## START DATASET RECORDS

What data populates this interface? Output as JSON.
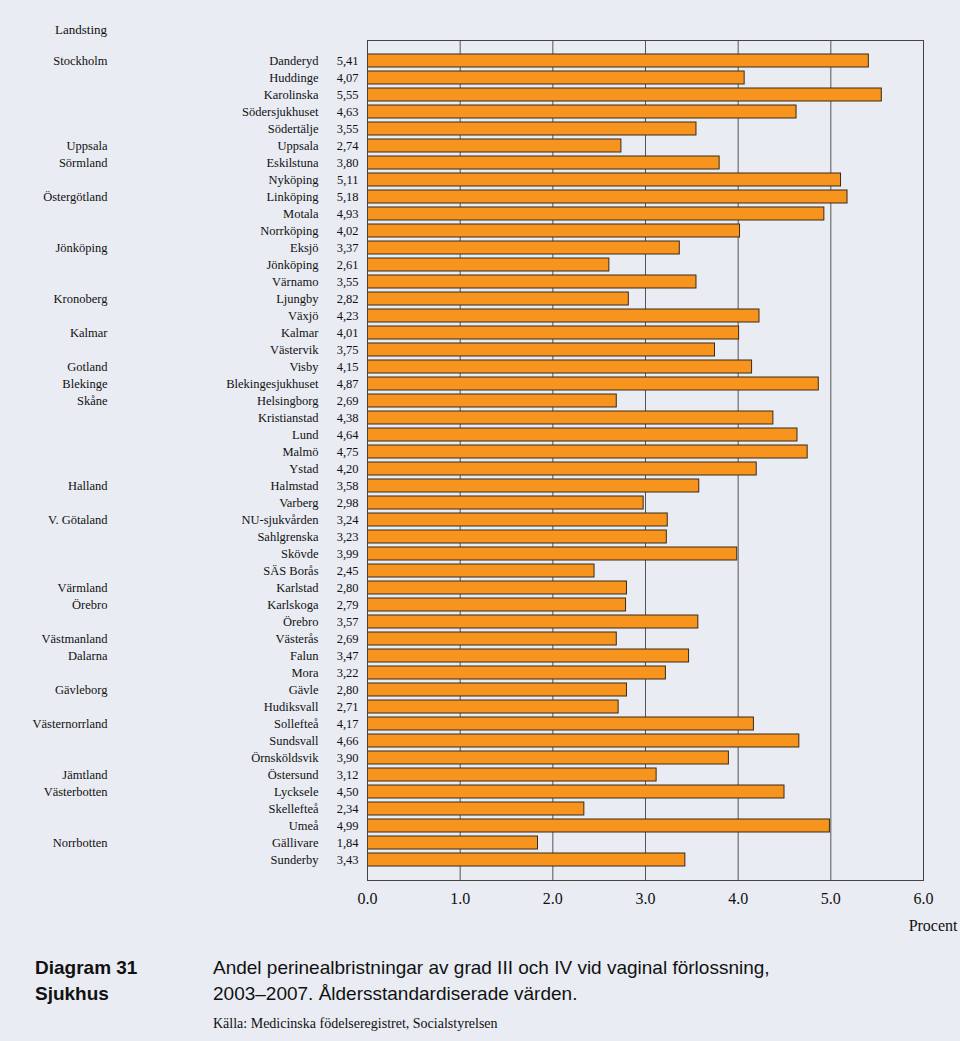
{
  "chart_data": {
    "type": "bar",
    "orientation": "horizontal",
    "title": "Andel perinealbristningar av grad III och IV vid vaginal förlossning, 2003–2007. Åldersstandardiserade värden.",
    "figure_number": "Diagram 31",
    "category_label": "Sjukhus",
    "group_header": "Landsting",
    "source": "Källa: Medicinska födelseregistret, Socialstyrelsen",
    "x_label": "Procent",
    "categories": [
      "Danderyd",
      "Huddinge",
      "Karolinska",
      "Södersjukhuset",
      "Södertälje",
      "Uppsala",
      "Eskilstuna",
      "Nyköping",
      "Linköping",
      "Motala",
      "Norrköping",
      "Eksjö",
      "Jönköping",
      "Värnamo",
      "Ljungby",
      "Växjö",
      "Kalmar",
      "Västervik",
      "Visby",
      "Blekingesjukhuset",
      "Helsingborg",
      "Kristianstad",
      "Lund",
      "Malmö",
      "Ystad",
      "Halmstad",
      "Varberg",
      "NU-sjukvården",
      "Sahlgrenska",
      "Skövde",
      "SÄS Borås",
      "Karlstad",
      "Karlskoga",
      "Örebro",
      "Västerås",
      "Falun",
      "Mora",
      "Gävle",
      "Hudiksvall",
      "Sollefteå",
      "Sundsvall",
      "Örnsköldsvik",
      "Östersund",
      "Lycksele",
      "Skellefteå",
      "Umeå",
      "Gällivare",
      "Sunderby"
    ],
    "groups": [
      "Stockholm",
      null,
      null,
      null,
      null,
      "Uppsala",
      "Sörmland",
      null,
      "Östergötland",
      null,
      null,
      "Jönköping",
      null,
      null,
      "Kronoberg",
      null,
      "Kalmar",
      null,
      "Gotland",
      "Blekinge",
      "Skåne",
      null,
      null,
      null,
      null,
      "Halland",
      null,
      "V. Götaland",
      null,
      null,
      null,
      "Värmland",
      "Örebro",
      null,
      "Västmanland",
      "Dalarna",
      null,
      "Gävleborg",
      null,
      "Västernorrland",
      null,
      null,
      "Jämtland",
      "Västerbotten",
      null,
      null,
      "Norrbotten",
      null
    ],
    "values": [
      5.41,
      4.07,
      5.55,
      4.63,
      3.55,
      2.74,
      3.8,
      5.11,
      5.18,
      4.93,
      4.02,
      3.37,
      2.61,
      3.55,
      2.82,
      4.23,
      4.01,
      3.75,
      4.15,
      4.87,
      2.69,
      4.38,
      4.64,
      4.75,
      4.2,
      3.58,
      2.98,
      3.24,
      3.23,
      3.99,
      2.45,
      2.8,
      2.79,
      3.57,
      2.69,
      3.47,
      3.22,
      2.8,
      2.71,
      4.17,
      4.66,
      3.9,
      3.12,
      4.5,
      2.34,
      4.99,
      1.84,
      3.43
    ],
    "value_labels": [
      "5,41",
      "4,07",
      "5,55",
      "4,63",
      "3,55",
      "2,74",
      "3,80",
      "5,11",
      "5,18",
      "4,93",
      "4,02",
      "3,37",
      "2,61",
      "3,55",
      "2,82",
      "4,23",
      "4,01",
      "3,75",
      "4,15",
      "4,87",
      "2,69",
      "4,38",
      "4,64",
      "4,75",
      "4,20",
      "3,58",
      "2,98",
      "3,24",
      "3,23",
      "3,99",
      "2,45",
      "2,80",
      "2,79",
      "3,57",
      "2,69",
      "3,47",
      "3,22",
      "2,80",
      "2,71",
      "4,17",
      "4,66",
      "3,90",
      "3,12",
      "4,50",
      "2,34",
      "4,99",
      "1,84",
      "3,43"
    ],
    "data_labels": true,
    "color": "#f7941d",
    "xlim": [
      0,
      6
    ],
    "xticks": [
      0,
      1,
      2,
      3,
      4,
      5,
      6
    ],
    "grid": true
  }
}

## END DATASET RECORDS

**WHAT IS ASKED**
Take the listing and print it again exactly, but without any pictures.

**FINISHED ANSWER**
What data populates this interface? Output as JSON.
{
  "chart_data": {
    "type": "bar",
    "orientation": "horizontal",
    "title": "Andel perinealbristningar av grad III och IV vid vaginal förlossning, 2003–2007. Åldersstandardiserade värden.",
    "figure_number": "Diagram 31",
    "category_label": "Sjukhus",
    "group_header": "Landsting",
    "source": "Källa: Medicinska födelseregistret, Socialstyrelsen",
    "x_label": "Procent",
    "categories": [
      "Danderyd",
      "Huddinge",
      "Karolinska",
      "Södersjukhuset",
      "Södertälje",
      "Uppsala",
      "Eskilstuna",
      "Nyköping",
      "Linköping",
      "Motala",
      "Norrköping",
      "Eksjö",
      "Jönköping",
      "Värnamo",
      "Ljungby",
      "Växjö",
      "Kalmar",
      "Västervik",
      "Visby",
      "Blekingesjukhuset",
      "Helsingborg",
      "Kristianstad",
      "Lund",
      "Malmö",
      "Ystad",
      "Halmstad",
      "Varberg",
      "NU-sjukvården",
      "Sahlgrenska",
      "Skövde",
      "SÄS Borås",
      "Karlstad",
      "Karlskoga",
      "Örebro",
      "Västerås",
      "Falun",
      "Mora",
      "Gävle",
      "Hudiksvall",
      "Sollefteå",
      "Sundsvall",
      "Örnsköldsvik",
      "Östersund",
      "Lycksele",
      "Skellefteå",
      "Umeå",
      "Gällivare",
      "Sunderby"
    ],
    "groups": [
      "Stockholm",
      null,
      null,
      null,
      null,
      "Uppsala",
      "Sörmland",
      null,
      "Östergötland",
      null,
      null,
      "Jönköping",
      null,
      null,
      "Kronoberg",
      null,
      "Kalmar",
      null,
      "Gotland",
      "Blekinge",
      "Skåne",
      null,
      null,
      null,
      null,
      "Halland",
      null,
      "V. Götaland",
      null,
      null,
      null,
      "Värmland",
      "Örebro",
      null,
      "Västmanland",
      "Dalarna",
      null,
      "Gävleborg",
      null,
      "Västernorrland",
      null,
      null,
      "Jämtland",
      "Västerbotten",
      null,
      null,
      "Norrbotten",
      null
    ],
    "values": [
      5.41,
      4.07,
      5.55,
      4.63,
      3.55,
      2.74,
      3.8,
      5.11,
      5.18,
      4.93,
      4.02,
      3.37,
      2.61,
      3.55,
      2.82,
      4.23,
      4.01,
      3.75,
      4.15,
      4.87,
      2.69,
      4.38,
      4.64,
      4.75,
      4.2,
      3.58,
      2.98,
      3.24,
      3.23,
      3.99,
      2.45,
      2.8,
      2.79,
      3.57,
      2.69,
      3.47,
      3.22,
      2.8,
      2.71,
      4.17,
      4.66,
      3.9,
      3.12,
      4.5,
      2.34,
      4.99,
      1.84,
      3.43
    ],
    "value_labels": [
      "5,41",
      "4,07",
      "5,55",
      "4,63",
      "3,55",
      "2,74",
      "3,80",
      "5,11",
      "5,18",
      "4,93",
      "4,02",
      "3,37",
      "2,61",
      "3,55",
      "2,82",
      "4,23",
      "4,01",
      "3,75",
      "4,15",
      "4,87",
      "2,69",
      "4,38",
      "4,64",
      "4,75",
      "4,20",
      "3,58",
      "2,98",
      "3,24",
      "3,23",
      "3,99",
      "2,45",
      "2,80",
      "2,79",
      "3,57",
      "2,69",
      "3,47",
      "3,22",
      "2,80",
      "2,71",
      "4,17",
      "4,66",
      "3,90",
      "3,12",
      "4,50",
      "2,34",
      "4,99",
      "1,84",
      "3,43"
    ],
    "data_labels": true,
    "color": "#f7941d",
    "xlim": [
      0,
      6
    ],
    "xticks": [
      0,
      1,
      2,
      3,
      4,
      5,
      6
    ],
    "grid": true
  }
}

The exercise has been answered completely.